**WRITTEN PROBLEM**
Each line that holds the word "PeMS" counts once; report the total and nothing else.

──────── SUPPLIED RECORDS

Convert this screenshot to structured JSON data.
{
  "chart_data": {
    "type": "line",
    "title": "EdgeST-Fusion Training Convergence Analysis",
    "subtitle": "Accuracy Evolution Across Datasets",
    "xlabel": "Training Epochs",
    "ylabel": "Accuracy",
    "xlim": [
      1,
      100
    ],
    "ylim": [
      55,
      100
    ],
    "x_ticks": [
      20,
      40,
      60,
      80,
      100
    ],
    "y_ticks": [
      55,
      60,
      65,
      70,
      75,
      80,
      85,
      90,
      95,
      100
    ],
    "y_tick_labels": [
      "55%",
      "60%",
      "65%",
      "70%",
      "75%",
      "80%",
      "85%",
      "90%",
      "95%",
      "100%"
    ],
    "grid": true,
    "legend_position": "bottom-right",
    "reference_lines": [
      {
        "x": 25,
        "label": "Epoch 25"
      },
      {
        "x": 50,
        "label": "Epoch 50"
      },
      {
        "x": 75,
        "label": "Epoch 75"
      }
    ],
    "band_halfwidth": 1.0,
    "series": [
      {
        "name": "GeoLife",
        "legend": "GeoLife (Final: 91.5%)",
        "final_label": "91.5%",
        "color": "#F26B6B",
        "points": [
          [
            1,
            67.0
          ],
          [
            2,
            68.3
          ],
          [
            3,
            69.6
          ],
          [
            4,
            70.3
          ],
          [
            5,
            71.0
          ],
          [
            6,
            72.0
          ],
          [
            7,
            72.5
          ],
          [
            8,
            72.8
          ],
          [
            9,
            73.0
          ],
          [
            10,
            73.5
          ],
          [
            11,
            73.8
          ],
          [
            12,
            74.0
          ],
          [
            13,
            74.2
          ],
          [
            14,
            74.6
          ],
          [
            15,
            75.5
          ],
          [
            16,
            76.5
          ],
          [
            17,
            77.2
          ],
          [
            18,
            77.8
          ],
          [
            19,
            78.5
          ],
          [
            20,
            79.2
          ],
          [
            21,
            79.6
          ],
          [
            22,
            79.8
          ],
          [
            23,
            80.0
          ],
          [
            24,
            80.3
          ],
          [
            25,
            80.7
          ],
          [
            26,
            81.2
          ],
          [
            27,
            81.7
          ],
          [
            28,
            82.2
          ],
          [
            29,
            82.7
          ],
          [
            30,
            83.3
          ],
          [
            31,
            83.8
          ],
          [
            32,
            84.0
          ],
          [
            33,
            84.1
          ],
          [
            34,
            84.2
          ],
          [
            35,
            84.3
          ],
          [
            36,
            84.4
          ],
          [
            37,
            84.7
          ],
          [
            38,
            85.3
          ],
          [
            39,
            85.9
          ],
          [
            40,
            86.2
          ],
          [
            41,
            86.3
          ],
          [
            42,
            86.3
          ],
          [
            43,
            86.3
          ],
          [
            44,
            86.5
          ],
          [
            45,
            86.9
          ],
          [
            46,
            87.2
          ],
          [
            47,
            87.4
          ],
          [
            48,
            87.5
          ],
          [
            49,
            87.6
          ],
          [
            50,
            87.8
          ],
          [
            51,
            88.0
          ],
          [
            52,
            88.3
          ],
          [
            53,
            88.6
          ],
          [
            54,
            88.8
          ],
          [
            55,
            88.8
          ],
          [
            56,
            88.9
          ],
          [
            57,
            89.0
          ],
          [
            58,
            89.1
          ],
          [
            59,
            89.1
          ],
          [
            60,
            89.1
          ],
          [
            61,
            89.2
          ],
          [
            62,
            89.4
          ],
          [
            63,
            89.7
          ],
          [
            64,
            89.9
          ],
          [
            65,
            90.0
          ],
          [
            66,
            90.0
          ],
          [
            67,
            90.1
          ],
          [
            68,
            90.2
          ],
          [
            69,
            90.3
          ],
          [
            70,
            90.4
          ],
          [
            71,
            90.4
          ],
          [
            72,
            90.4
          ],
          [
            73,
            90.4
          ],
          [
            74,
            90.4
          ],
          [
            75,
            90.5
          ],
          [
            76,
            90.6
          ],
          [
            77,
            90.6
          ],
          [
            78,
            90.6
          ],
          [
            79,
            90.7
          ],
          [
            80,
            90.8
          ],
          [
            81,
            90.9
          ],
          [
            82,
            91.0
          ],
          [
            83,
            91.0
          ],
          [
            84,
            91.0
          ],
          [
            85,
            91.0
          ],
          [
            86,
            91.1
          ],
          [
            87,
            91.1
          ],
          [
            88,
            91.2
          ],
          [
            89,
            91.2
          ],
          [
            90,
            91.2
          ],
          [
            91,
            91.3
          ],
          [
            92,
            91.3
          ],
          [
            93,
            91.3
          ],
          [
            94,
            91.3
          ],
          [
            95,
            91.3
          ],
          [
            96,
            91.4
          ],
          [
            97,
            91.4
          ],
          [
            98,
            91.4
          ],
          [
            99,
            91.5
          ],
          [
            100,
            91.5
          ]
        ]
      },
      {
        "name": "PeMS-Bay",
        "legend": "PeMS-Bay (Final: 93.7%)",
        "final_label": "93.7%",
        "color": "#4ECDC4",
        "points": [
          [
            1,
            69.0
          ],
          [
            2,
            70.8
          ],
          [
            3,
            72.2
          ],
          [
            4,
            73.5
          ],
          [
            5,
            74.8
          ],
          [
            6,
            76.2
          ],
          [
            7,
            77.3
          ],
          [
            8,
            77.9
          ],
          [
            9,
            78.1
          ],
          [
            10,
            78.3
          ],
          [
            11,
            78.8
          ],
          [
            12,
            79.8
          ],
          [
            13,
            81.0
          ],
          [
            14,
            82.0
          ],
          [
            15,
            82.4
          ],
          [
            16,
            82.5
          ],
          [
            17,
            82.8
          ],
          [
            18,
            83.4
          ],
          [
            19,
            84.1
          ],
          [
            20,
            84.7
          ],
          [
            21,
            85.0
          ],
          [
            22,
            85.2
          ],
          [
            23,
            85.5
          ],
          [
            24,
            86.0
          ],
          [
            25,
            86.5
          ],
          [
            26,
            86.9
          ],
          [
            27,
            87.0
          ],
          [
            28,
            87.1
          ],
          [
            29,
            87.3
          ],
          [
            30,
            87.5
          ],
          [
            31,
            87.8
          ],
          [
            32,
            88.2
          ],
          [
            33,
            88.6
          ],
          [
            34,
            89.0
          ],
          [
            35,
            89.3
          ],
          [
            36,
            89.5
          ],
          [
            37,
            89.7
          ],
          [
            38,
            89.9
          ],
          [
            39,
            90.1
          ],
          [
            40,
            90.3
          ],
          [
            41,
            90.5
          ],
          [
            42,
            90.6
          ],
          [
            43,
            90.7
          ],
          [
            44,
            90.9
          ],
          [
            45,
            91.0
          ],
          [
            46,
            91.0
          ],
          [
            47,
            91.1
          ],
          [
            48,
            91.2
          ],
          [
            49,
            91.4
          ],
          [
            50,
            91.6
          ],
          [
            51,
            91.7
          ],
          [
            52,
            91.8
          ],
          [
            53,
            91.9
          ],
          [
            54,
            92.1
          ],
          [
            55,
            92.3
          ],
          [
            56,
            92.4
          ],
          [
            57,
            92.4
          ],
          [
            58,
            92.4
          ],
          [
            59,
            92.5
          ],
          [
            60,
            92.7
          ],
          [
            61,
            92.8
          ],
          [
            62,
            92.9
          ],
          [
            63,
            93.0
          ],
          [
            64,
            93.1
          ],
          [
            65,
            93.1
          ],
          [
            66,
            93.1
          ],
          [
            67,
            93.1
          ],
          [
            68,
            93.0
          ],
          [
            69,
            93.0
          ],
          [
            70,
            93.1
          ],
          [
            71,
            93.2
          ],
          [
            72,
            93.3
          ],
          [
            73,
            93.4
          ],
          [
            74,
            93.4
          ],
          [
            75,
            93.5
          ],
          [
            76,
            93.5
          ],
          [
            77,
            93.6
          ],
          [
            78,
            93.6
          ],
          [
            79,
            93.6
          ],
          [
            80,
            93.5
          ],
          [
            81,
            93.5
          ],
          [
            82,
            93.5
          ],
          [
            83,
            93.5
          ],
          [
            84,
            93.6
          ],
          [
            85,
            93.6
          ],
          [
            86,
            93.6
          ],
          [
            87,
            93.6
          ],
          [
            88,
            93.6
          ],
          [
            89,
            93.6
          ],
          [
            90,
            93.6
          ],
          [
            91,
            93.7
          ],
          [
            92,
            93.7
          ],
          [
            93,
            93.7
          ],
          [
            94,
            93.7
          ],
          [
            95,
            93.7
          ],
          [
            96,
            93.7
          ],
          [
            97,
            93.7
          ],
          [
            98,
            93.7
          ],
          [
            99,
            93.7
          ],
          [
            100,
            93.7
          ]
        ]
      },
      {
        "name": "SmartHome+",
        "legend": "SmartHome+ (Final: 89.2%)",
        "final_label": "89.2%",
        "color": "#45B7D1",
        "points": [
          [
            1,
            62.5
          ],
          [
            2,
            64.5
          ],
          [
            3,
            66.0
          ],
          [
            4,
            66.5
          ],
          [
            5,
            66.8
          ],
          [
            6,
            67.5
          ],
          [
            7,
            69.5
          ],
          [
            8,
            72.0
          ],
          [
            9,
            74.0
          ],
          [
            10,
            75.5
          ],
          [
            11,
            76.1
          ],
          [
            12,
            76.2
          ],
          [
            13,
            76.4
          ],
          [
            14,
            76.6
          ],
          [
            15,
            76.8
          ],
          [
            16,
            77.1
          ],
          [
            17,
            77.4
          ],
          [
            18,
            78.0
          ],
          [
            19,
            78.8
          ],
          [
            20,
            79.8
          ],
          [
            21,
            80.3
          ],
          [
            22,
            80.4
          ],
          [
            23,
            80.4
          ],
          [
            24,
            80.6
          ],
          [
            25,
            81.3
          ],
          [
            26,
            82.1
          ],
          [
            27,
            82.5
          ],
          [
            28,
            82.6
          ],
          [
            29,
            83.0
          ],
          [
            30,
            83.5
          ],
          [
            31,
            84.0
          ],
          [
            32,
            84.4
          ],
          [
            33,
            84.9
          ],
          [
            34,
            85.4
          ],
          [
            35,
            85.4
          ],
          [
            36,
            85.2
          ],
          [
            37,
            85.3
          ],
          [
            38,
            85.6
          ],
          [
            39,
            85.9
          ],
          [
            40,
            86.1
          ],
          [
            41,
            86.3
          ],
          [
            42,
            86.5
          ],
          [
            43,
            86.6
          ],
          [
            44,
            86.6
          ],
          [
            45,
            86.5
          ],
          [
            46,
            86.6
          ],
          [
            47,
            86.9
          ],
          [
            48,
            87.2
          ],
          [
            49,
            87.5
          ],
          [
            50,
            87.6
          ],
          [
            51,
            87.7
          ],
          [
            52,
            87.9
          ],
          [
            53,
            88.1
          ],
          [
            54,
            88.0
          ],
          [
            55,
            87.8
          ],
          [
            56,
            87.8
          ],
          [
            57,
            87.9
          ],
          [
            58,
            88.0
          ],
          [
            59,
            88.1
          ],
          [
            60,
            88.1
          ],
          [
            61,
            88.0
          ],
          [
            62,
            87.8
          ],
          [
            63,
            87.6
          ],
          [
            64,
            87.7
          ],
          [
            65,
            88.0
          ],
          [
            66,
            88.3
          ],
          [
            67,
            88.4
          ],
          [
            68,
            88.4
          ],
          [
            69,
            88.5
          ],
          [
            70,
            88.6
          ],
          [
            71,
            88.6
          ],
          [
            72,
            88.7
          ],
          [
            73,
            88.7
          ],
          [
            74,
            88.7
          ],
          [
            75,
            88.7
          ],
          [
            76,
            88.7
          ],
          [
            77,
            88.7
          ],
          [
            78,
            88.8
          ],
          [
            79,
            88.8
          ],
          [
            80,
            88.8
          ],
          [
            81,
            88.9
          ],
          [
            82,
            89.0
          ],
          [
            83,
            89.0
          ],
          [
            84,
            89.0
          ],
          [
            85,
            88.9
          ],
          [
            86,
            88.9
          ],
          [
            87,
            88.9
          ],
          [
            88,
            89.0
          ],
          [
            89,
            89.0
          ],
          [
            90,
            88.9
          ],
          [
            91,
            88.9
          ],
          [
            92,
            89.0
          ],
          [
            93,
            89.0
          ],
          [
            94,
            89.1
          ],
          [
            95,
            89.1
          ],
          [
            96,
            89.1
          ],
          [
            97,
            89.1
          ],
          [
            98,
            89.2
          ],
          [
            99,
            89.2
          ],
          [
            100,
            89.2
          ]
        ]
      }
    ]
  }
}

────────────────

**REPLY**
2